• WHAT YOU SHOULD DO
Copy out every line of the records where the string "JSON" occurs.

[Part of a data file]
--------------------------------

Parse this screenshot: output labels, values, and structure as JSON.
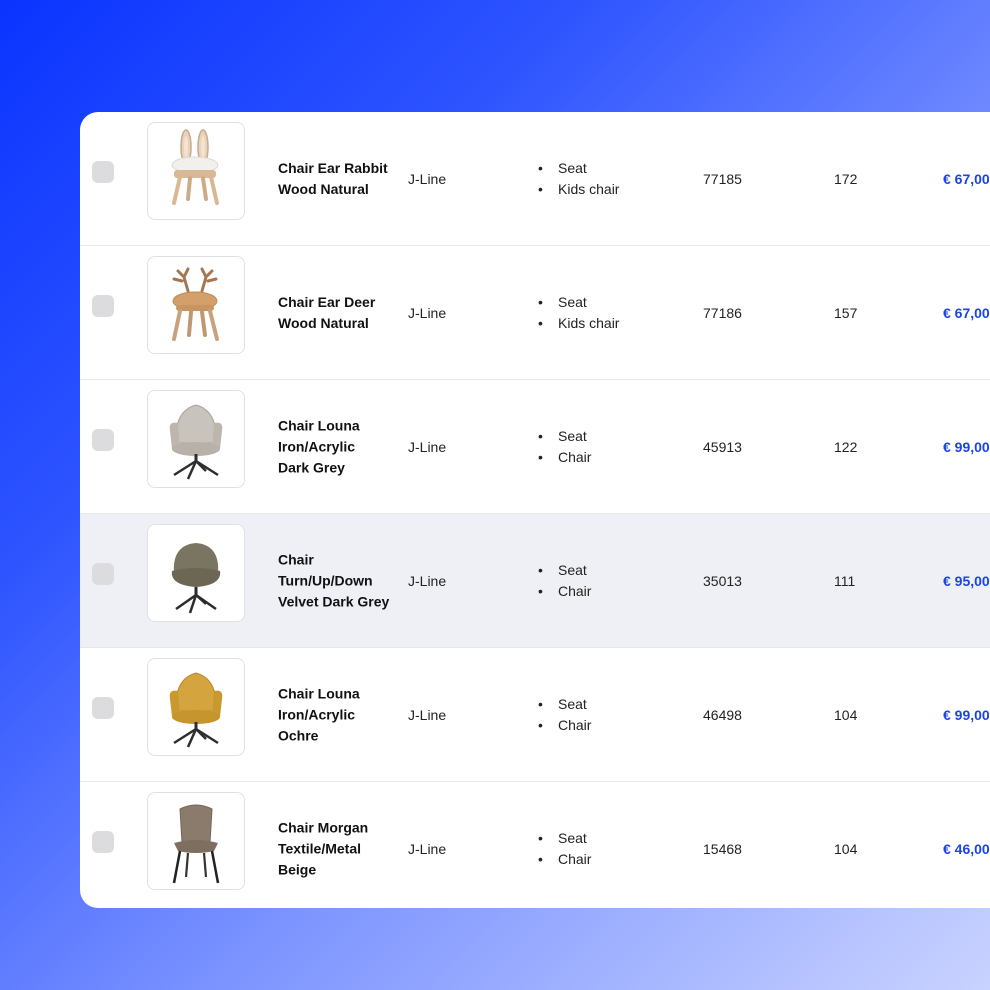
{
  "products": [
    {
      "name": "Chair Ear Rabbit Wood Natural",
      "brand": "J-Line",
      "tags": [
        "Seat",
        "Kids chair"
      ],
      "code": "77185",
      "stock": "172",
      "price": "€ 67,00",
      "image": "rabbit-chair",
      "selected": false
    },
    {
      "name": "Chair Ear Deer Wood Natural",
      "brand": "J-Line",
      "tags": [
        "Seat",
        "Kids chair"
      ],
      "code": "77186",
      "stock": "157",
      "price": "€ 67,00",
      "image": "deer-chair",
      "selected": false
    },
    {
      "name": "Chair Louna Iron/Acrylic Dark Grey",
      "brand": "J-Line",
      "tags": [
        "Seat",
        "Chair"
      ],
      "code": "45913",
      "stock": "122",
      "price": "€ 99,00",
      "image": "armchair-grey",
      "selected": false
    },
    {
      "name": "Chair Turn/Up/Down Velvet Dark Grey",
      "brand": "J-Line",
      "tags": [
        "Seat",
        "Chair"
      ],
      "code": "35013",
      "stock": "111",
      "price": "€ 95,00",
      "image": "tub-chair-olive",
      "selected": false,
      "hovered": true
    },
    {
      "name": "Chair Louna Iron/Acrylic Ochre",
      "brand": "J-Line",
      "tags": [
        "Seat",
        "Chair"
      ],
      "code": "46498",
      "stock": "104",
      "price": "€ 99,00",
      "image": "armchair-ochre",
      "selected": false
    },
    {
      "name": "Chair Morgan Textile/Metal Beige",
      "brand": "J-Line",
      "tags": [
        "Seat",
        "Chair"
      ],
      "code": "15468",
      "stock": "104",
      "price": "€ 46,00",
      "image": "dining-chair-beige",
      "selected": false
    }
  ],
  "colors": {
    "accent": "#1a44e6",
    "highlight_row": "#eff0f5"
  }
}
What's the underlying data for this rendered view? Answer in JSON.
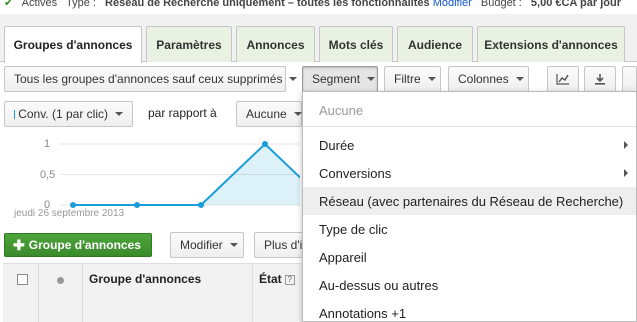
{
  "status_bar": {
    "status": "Actives",
    "type_label": "Type :",
    "type_value": "Réseau de Recherche uniquement – toutes les fonctionnalités",
    "modify_link": "Modifier",
    "budget_label": "Budget :",
    "budget_value": "5,00 €CA par jour"
  },
  "tabs": [
    {
      "label": "Groupes d'annonces",
      "active": true
    },
    {
      "label": "Paramètres"
    },
    {
      "label": "Annonces"
    },
    {
      "label": "Mots clés"
    },
    {
      "label": "Audience"
    },
    {
      "label": "Extensions d'annonces"
    }
  ],
  "toolbar": {
    "filter_select": "Tous les groupes d'annonces sauf ceux supprimés",
    "segment": "Segment",
    "filtre": "Filtre",
    "colonnes": "Colonnes"
  },
  "graph_controls": {
    "metric": "Conv. (1 par clic)",
    "compare_label": "par rapport à",
    "compare_metric": "Aucune",
    "metric_color": "#1a9ed9"
  },
  "chart_data": {
    "type": "area",
    "x": [
      "jeudi 26 septembre 2013",
      "",
      "",
      "",
      ""
    ],
    "values": [
      0,
      0,
      0,
      1,
      0
    ],
    "y_ticks": [
      "1",
      "0,5",
      "0"
    ],
    "ylim": [
      0,
      1
    ],
    "x_start_label": "jeudi 26 septembre 2013",
    "color": "#1a9ed9"
  },
  "actions": {
    "add_group": "Groupe d'annonces",
    "modifier": "Modifier",
    "plus": "Plus d'ir"
  },
  "table": {
    "columns": [
      "Groupe d'annonces",
      "État"
    ],
    "help": "?"
  },
  "segment_menu": [
    {
      "label": "Aucune",
      "dim": true
    },
    {
      "label": "Durée",
      "submenu": true
    },
    {
      "label": "Conversions",
      "submenu": true
    },
    {
      "label": "Réseau (avec partenaires du Réseau de Recherche)",
      "highlighted": true
    },
    {
      "label": "Type de clic"
    },
    {
      "label": "Appareil"
    },
    {
      "label": "Au-dessus ou autres"
    },
    {
      "label": "Annotations +1"
    }
  ]
}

--------------------------------

• SOLUTION FOR THIS PROBLEM
Parse this screenshot: output labels, values, and structure as JSON.
What's the underlying data for this rendered view? Answer in JSON.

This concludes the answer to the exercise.